● Problem: Leaving the pictures aside, transcribe every line below exactly.

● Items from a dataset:
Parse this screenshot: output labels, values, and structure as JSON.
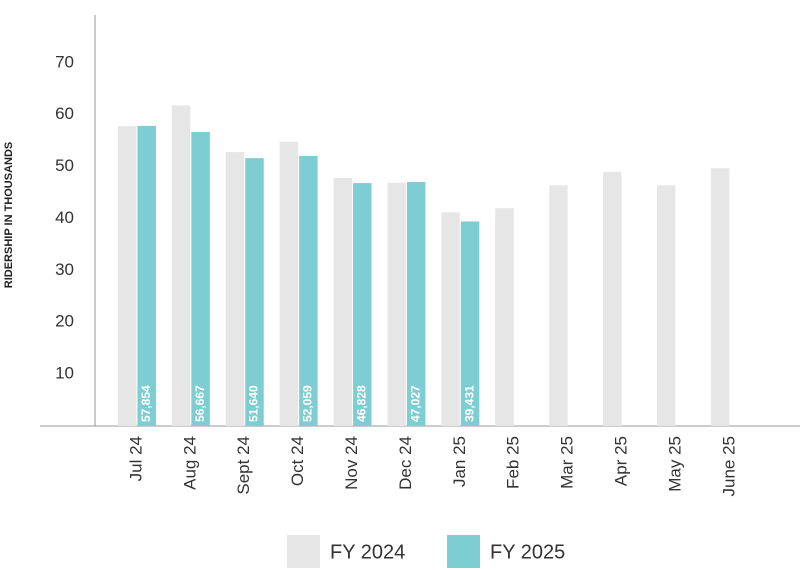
{
  "chart_data": {
    "type": "bar",
    "y_label": "RIDERSHIP IN THOUSANDS",
    "categories": [
      "Jul 24",
      "Aug 24",
      "Sept 24",
      "Oct 24",
      "Nov 24",
      "Dec 24",
      "Jan 25",
      "Feb 25",
      "Mar 25",
      "Apr 25",
      "May 25",
      "June 25"
    ],
    "series": [
      {
        "name": "FY 2024",
        "color": "#e6e6e6",
        "values": [
          57.8,
          61.8,
          52.8,
          54.8,
          47.8,
          46.9,
          41.2,
          42.0,
          46.4,
          49.0,
          46.4,
          49.7
        ]
      },
      {
        "name": "FY 2025",
        "color": "#7ecdd3",
        "values": [
          57.854,
          56.667,
          51.64,
          52.059,
          46.828,
          47.027,
          39.431,
          null,
          null,
          null,
          null,
          null
        ],
        "value_labels": [
          "57,854",
          "56,667",
          "51,640",
          "52,059",
          "46,828",
          "47,027",
          "39,431",
          null,
          null,
          null,
          null,
          null
        ]
      }
    ],
    "ylim": [
      0,
      80
    ],
    "yticks": [
      10,
      20,
      30,
      40,
      50,
      60,
      70
    ],
    "grid": false,
    "legend": "bottom"
  }
}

● Right answer:
Parse this screenshot: output labels, values, and structure as JSON.
{
  "chart_data": {
    "type": "bar",
    "y_label": "RIDERSHIP IN THOUSANDS",
    "categories": [
      "Jul 24",
      "Aug 24",
      "Sept 24",
      "Oct 24",
      "Nov 24",
      "Dec 24",
      "Jan 25",
      "Feb 25",
      "Mar 25",
      "Apr 25",
      "May 25",
      "June 25"
    ],
    "series": [
      {
        "name": "FY 2024",
        "color": "#e6e6e6",
        "values": [
          57.8,
          61.8,
          52.8,
          54.8,
          47.8,
          46.9,
          41.2,
          42.0,
          46.4,
          49.0,
          46.4,
          49.7
        ]
      },
      {
        "name": "FY 2025",
        "color": "#7ecdd3",
        "values": [
          57.854,
          56.667,
          51.64,
          52.059,
          46.828,
          47.027,
          39.431,
          null,
          null,
          null,
          null,
          null
        ],
        "value_labels": [
          "57,854",
          "56,667",
          "51,640",
          "52,059",
          "46,828",
          "47,027",
          "39,431",
          null,
          null,
          null,
          null,
          null
        ]
      }
    ],
    "ylim": [
      0,
      80
    ],
    "yticks": [
      10,
      20,
      30,
      40,
      50,
      60,
      70
    ],
    "grid": false,
    "legend": "bottom"
  }
}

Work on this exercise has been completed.